Dataset excerpts
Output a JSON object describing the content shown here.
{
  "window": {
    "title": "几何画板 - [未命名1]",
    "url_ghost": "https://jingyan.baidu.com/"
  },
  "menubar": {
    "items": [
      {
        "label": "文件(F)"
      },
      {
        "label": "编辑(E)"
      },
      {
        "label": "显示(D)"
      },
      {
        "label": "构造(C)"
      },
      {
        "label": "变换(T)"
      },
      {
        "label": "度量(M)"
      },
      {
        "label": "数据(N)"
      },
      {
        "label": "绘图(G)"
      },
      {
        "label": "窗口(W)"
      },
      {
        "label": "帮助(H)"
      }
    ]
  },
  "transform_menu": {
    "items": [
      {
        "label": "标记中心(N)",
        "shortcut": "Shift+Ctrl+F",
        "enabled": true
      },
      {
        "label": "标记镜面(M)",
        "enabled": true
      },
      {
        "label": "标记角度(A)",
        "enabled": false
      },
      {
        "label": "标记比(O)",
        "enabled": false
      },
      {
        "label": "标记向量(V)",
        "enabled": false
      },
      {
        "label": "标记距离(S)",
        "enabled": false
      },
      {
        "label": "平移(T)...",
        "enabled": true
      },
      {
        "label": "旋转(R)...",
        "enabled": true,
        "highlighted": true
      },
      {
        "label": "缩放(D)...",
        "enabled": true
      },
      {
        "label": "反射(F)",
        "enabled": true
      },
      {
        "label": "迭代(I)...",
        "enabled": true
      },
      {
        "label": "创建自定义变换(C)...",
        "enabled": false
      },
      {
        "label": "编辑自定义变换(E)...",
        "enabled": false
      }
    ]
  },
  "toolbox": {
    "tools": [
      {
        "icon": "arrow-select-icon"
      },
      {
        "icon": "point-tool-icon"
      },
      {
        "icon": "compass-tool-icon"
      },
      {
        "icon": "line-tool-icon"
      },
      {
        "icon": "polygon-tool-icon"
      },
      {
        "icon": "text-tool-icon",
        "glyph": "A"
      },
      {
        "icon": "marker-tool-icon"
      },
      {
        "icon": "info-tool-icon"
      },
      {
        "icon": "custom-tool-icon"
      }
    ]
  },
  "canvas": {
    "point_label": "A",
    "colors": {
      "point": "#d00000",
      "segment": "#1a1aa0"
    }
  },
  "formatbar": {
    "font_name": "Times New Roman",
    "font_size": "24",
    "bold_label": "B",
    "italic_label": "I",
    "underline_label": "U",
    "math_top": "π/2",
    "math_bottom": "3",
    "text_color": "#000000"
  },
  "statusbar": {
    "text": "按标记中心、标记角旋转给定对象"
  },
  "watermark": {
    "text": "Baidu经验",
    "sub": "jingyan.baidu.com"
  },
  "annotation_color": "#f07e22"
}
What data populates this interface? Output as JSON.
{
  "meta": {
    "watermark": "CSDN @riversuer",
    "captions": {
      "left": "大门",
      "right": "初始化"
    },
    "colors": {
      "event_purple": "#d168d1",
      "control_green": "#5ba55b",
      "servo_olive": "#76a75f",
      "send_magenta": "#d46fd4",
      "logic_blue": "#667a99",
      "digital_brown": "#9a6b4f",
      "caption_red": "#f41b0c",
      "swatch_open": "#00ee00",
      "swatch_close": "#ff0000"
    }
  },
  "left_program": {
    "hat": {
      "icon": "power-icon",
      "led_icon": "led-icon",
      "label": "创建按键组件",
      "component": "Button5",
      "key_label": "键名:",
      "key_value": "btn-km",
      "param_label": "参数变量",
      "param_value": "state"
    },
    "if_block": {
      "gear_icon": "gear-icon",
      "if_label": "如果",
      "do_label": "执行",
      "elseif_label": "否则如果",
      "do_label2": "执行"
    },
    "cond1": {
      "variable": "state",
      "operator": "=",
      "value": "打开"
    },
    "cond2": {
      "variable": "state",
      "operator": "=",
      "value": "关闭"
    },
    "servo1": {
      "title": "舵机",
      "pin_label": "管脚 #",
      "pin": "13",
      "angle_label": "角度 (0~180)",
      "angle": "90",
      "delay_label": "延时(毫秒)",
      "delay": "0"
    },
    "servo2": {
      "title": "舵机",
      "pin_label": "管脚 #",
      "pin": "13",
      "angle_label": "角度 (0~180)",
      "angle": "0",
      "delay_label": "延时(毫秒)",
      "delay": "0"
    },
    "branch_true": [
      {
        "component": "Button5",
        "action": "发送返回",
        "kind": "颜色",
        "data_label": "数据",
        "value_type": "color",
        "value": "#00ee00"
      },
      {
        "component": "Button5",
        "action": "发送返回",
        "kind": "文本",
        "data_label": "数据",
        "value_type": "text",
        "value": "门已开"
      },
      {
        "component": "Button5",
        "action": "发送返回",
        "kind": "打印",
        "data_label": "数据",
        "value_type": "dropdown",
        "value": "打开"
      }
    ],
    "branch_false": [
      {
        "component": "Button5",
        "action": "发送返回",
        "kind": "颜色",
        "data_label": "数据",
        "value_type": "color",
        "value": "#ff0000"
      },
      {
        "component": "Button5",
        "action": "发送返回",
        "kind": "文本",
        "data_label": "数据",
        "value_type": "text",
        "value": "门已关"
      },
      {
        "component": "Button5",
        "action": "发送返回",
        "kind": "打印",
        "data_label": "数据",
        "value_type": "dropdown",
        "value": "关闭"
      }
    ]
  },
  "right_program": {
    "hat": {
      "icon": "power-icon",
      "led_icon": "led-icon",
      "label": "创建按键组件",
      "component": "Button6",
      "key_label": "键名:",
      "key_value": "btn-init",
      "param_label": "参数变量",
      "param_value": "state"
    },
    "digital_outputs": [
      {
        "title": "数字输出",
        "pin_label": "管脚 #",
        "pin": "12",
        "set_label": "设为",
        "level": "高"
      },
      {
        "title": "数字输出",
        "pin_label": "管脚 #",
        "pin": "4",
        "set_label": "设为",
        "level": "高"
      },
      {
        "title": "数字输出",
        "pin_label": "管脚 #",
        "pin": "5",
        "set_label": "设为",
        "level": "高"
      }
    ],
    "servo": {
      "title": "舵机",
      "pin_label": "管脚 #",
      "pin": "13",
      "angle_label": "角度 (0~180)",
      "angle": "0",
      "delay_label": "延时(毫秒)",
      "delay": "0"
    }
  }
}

**Prompt**
Find every line in the records above that holds the word "watermark", and copy each one.

**Task response**
  "watermark": {
    "watermark": "CSDN @riversuer",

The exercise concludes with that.